◆ **WRITTEN PROBLEM**
Count the lines below that contain the word "this", and report only that number.

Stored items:
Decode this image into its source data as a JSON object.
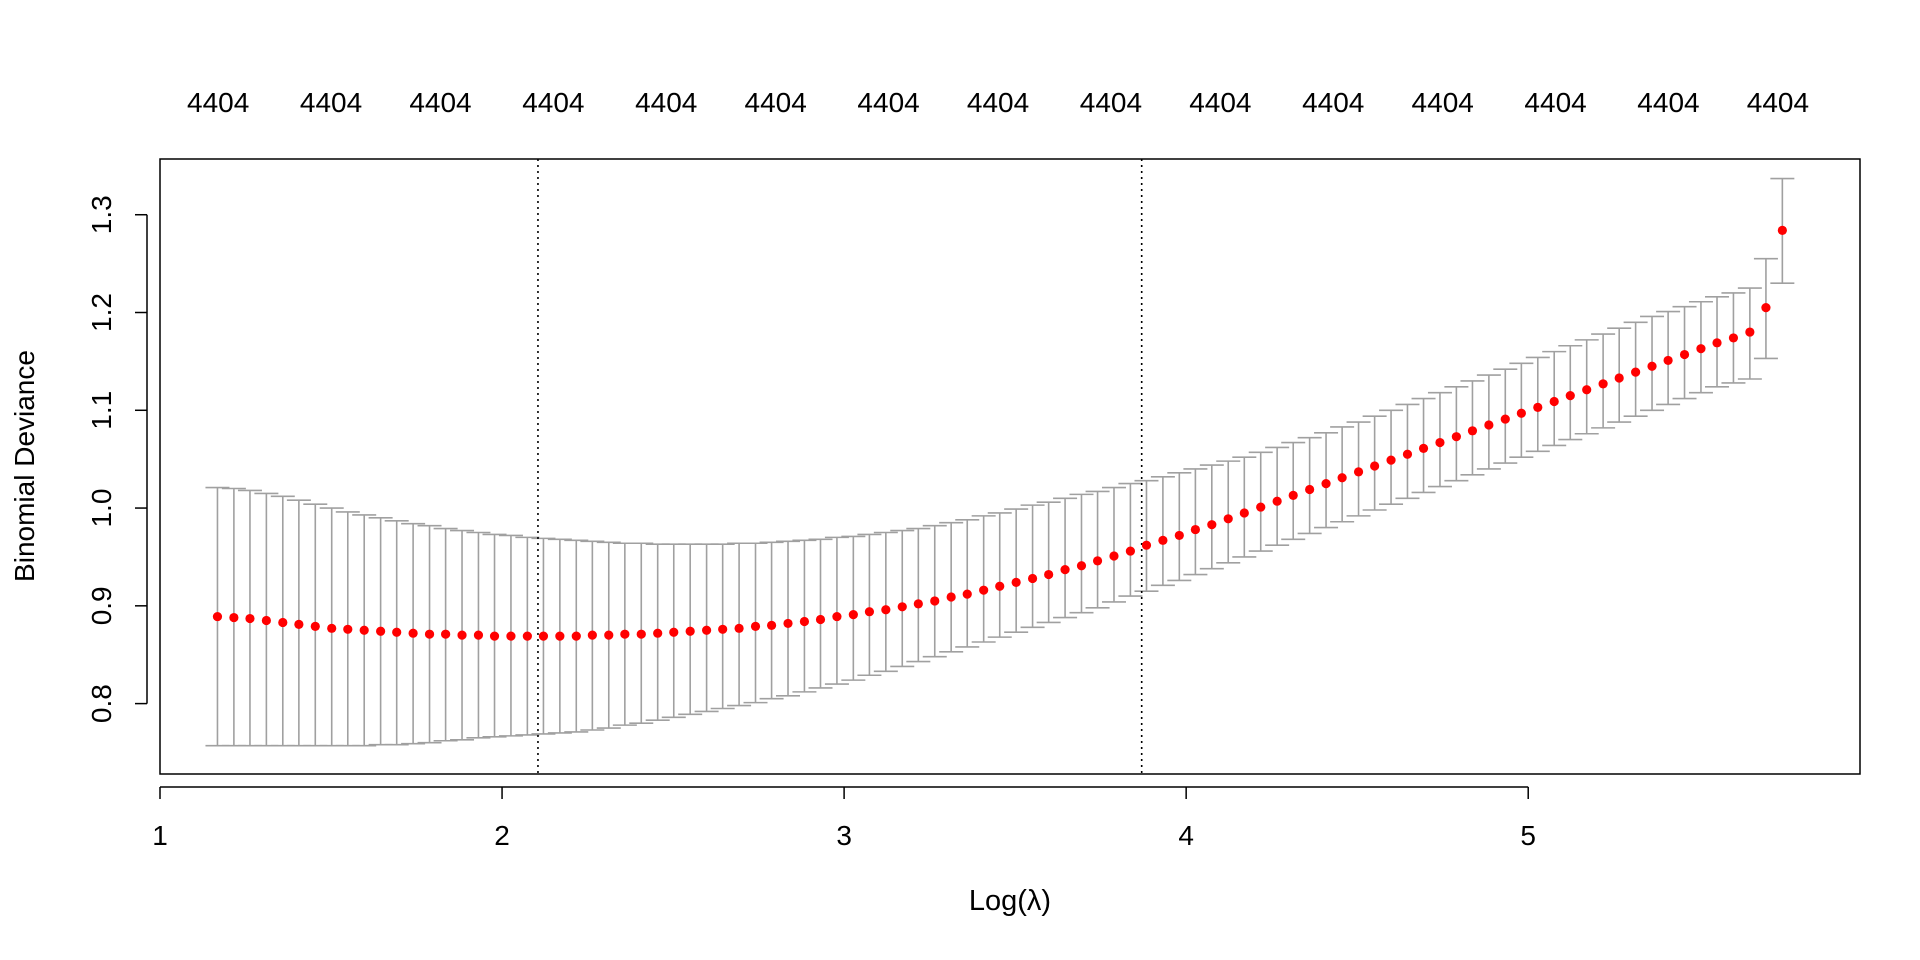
{
  "chart_data": {
    "type": "scatter",
    "title": "",
    "xlabel": "Log(λ)",
    "ylabel": "Binomial Deviance",
    "xlim": [
      1.0,
      5.97
    ],
    "ylim": [
      0.728,
      1.357
    ],
    "x_ticks": [
      1,
      2,
      3,
      4,
      5
    ],
    "x_tick_labels": [
      "1",
      "2",
      "3",
      "4",
      "5"
    ],
    "y_ticks": [
      0.8,
      0.9,
      1.0,
      1.1,
      1.2,
      1.3
    ],
    "y_tick_labels": [
      "0.8",
      "0.9",
      "1.0",
      "1.1",
      "1.2",
      "1.3"
    ],
    "top_axis_labels": [
      "4404",
      "4404",
      "4404",
      "4404",
      "4404",
      "4404",
      "4404",
      "4404",
      "4404",
      "4404",
      "4404",
      "4404",
      "4404",
      "4404",
      "4404"
    ],
    "top_axis_positions": [
      1.17,
      1.5,
      1.82,
      2.15,
      2.48,
      2.8,
      3.13,
      3.45,
      3.78,
      4.1,
      4.43,
      4.75,
      5.08,
      5.41,
      5.73
    ],
    "vlines": [
      {
        "x": 2.105,
        "style": "dotted"
      },
      {
        "x": 3.87,
        "style": "dotted"
      }
    ],
    "point_color": "#ff0000",
    "errorbar_color": "#a0a0a0",
    "grid": false,
    "series": [
      {
        "x": [
          1.168,
          1.216,
          1.263,
          1.311,
          1.359,
          1.406,
          1.454,
          1.502,
          1.549,
          1.597,
          1.645,
          1.692,
          1.74,
          1.788,
          1.835,
          1.883,
          1.931,
          1.978,
          2.026,
          2.074,
          2.121,
          2.169,
          2.217,
          2.264,
          2.312,
          2.359,
          2.407,
          2.455,
          2.502,
          2.55,
          2.598,
          2.645,
          2.693,
          2.741,
          2.788,
          2.836,
          2.884,
          2.931,
          2.979,
          3.027,
          3.074,
          3.122,
          3.17,
          3.217,
          3.265,
          3.313,
          3.36,
          3.408,
          3.455,
          3.503,
          3.551,
          3.598,
          3.646,
          3.694,
          3.741,
          3.789,
          3.837,
          3.884,
          3.932,
          3.98,
          4.027,
          4.075,
          4.123,
          4.17,
          4.218,
          4.266,
          4.313,
          4.361,
          4.409,
          4.456,
          4.504,
          4.551,
          4.599,
          4.647,
          4.694,
          4.742,
          4.79,
          4.837,
          4.885,
          4.933,
          4.98,
          5.028,
          5.076,
          5.123,
          5.171,
          5.219,
          5.266,
          5.314,
          5.362,
          5.409,
          5.457,
          5.505,
          5.552,
          5.6,
          5.648,
          5.695,
          5.743
        ],
        "y": [
          0.889,
          0.888,
          0.887,
          0.885,
          0.883,
          0.881,
          0.879,
          0.877,
          0.876,
          0.875,
          0.874,
          0.873,
          0.872,
          0.871,
          0.871,
          0.87,
          0.87,
          0.869,
          0.869,
          0.869,
          0.869,
          0.869,
          0.869,
          0.87,
          0.87,
          0.871,
          0.871,
          0.872,
          0.873,
          0.874,
          0.875,
          0.876,
          0.877,
          0.879,
          0.88,
          0.882,
          0.884,
          0.886,
          0.889,
          0.891,
          0.894,
          0.896,
          0.899,
          0.902,
          0.905,
          0.909,
          0.912,
          0.916,
          0.92,
          0.924,
          0.928,
          0.932,
          0.937,
          0.941,
          0.946,
          0.951,
          0.956,
          0.962,
          0.967,
          0.972,
          0.978,
          0.983,
          0.989,
          0.995,
          1.001,
          1.007,
          1.013,
          1.019,
          1.025,
          1.031,
          1.037,
          1.043,
          1.049,
          1.055,
          1.061,
          1.067,
          1.073,
          1.079,
          1.085,
          1.091,
          1.097,
          1.103,
          1.109,
          1.115,
          1.121,
          1.127,
          1.133,
          1.139,
          1.145,
          1.151,
          1.157,
          1.163,
          1.169,
          1.174,
          1.18,
          1.205,
          1.284
        ],
        "upper": [
          1.021,
          1.02,
          1.018,
          1.015,
          1.012,
          1.008,
          1.004,
          1.0,
          0.996,
          0.993,
          0.99,
          0.987,
          0.984,
          0.982,
          0.979,
          0.977,
          0.975,
          0.973,
          0.972,
          0.97,
          0.969,
          0.968,
          0.967,
          0.966,
          0.965,
          0.964,
          0.964,
          0.963,
          0.963,
          0.963,
          0.963,
          0.963,
          0.964,
          0.964,
          0.965,
          0.966,
          0.967,
          0.968,
          0.97,
          0.971,
          0.973,
          0.975,
          0.977,
          0.979,
          0.982,
          0.985,
          0.988,
          0.992,
          0.995,
          0.999,
          1.003,
          1.006,
          1.01,
          1.014,
          1.017,
          1.021,
          1.025,
          1.028,
          1.032,
          1.036,
          1.04,
          1.044,
          1.048,
          1.052,
          1.057,
          1.062,
          1.067,
          1.072,
          1.077,
          1.083,
          1.088,
          1.094,
          1.1,
          1.106,
          1.112,
          1.118,
          1.124,
          1.13,
          1.136,
          1.142,
          1.148,
          1.154,
          1.16,
          1.166,
          1.172,
          1.178,
          1.184,
          1.19,
          1.196,
          1.201,
          1.206,
          1.211,
          1.216,
          1.22,
          1.225,
          1.255,
          1.337
        ],
        "lower": [
          0.757,
          0.757,
          0.757,
          0.757,
          0.757,
          0.757,
          0.757,
          0.757,
          0.757,
          0.757,
          0.758,
          0.758,
          0.759,
          0.76,
          0.762,
          0.763,
          0.765,
          0.766,
          0.767,
          0.768,
          0.769,
          0.77,
          0.771,
          0.773,
          0.775,
          0.778,
          0.78,
          0.783,
          0.786,
          0.789,
          0.792,
          0.795,
          0.798,
          0.801,
          0.805,
          0.808,
          0.812,
          0.816,
          0.82,
          0.824,
          0.829,
          0.833,
          0.838,
          0.843,
          0.848,
          0.853,
          0.858,
          0.863,
          0.868,
          0.873,
          0.878,
          0.883,
          0.888,
          0.893,
          0.898,
          0.904,
          0.91,
          0.915,
          0.921,
          0.926,
          0.932,
          0.938,
          0.944,
          0.95,
          0.956,
          0.962,
          0.968,
          0.974,
          0.98,
          0.986,
          0.992,
          0.998,
          1.004,
          1.01,
          1.016,
          1.022,
          1.028,
          1.034,
          1.04,
          1.046,
          1.052,
          1.058,
          1.064,
          1.07,
          1.076,
          1.082,
          1.088,
          1.094,
          1.1,
          1.106,
          1.112,
          1.118,
          1.124,
          1.128,
          1.132,
          1.153,
          1.23
        ]
      }
    ]
  }
}
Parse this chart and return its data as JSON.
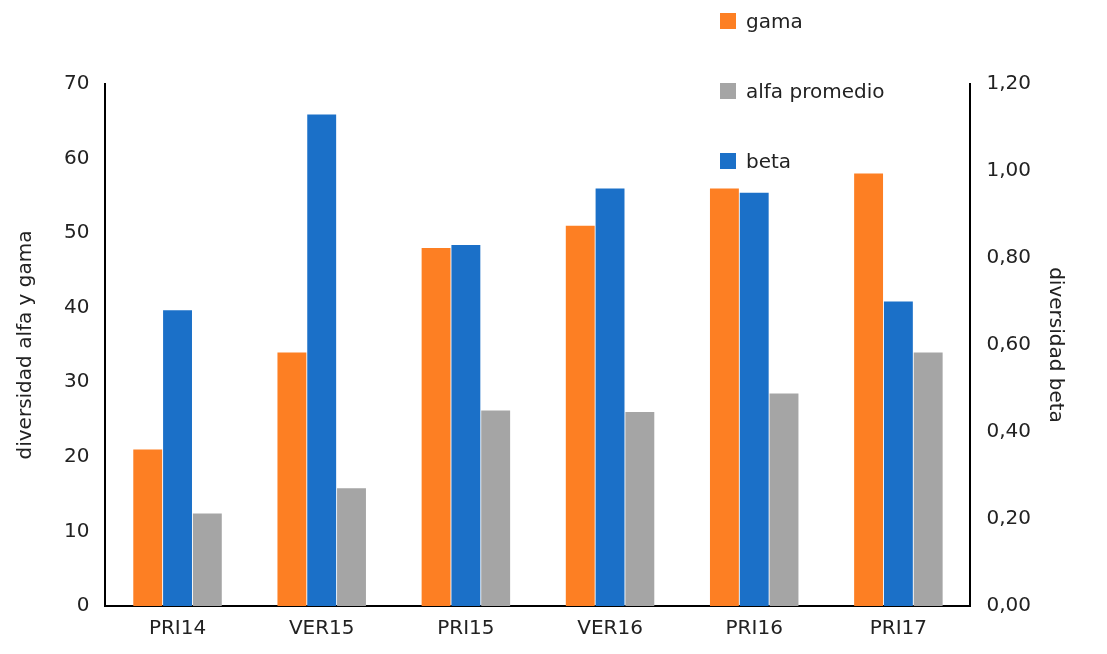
{
  "chart_data": {
    "type": "bar",
    "ylabel": "diversidad alfa y gama",
    "y2label": "diversidad beta",
    "categories": [
      "PRI14",
      "VER15",
      "PRI15",
      "VER16",
      "PRI16",
      "PRI17"
    ],
    "series": [
      {
        "name": "gama",
        "color": "#fd7f23",
        "values": [
          21,
          34,
          48,
          51,
          56,
          58
        ]
      },
      {
        "name": "beta",
        "color": "#1b70c8",
        "axis": "y2",
        "values": [
          0.68,
          1.13,
          0.83,
          0.96,
          0.95,
          0.7
        ]
      },
      {
        "name": "alfa promedio",
        "color": "#a5a5a5",
        "values": [
          12.4,
          15.8,
          26.2,
          26,
          28.5,
          34
        ]
      }
    ],
    "ylim": [
      0,
      70
    ],
    "yticks": [
      0,
      10,
      20,
      30,
      40,
      50,
      60,
      70
    ],
    "y2lim": [
      0,
      1.2
    ],
    "y2ticks": [
      {
        "value": 0,
        "label": "0,00"
      },
      {
        "value": 0.2,
        "label": "0,20"
      },
      {
        "value": 0.4,
        "label": "0,40"
      },
      {
        "value": 0.6,
        "label": "0,60"
      },
      {
        "value": 0.8,
        "label": "0,80"
      },
      {
        "value": 1,
        "label": "1,00"
      },
      {
        "value": 1.2,
        "label": "1,20"
      }
    ],
    "grid": false,
    "legend": "top right"
  }
}
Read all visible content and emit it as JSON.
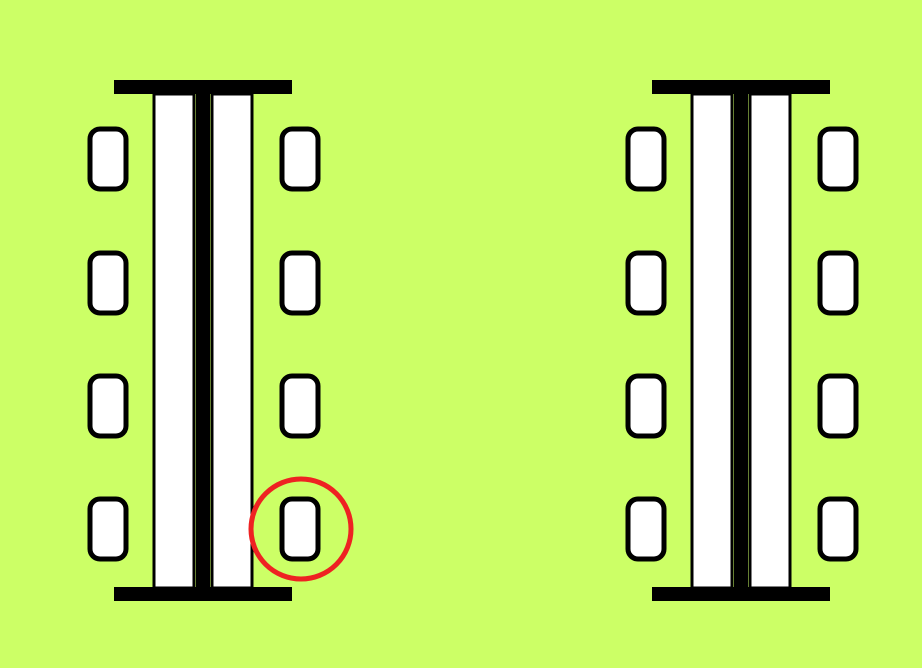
{
  "diagram": {
    "background_color": "#ccff66",
    "line_color": "#000000",
    "fill_color": "#ffffff",
    "highlight_color": "#ee2222",
    "tables": [
      {
        "id": "table-left",
        "seats_per_side": 4,
        "sides": [
          "left",
          "right"
        ]
      },
      {
        "id": "table-right",
        "seats_per_side": 4,
        "sides": [
          "left",
          "right"
        ]
      }
    ],
    "highlighted_seat": {
      "table": 1,
      "side": "right",
      "seat": 4
    }
  }
}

◆ **THE COMPLETED TASK**
2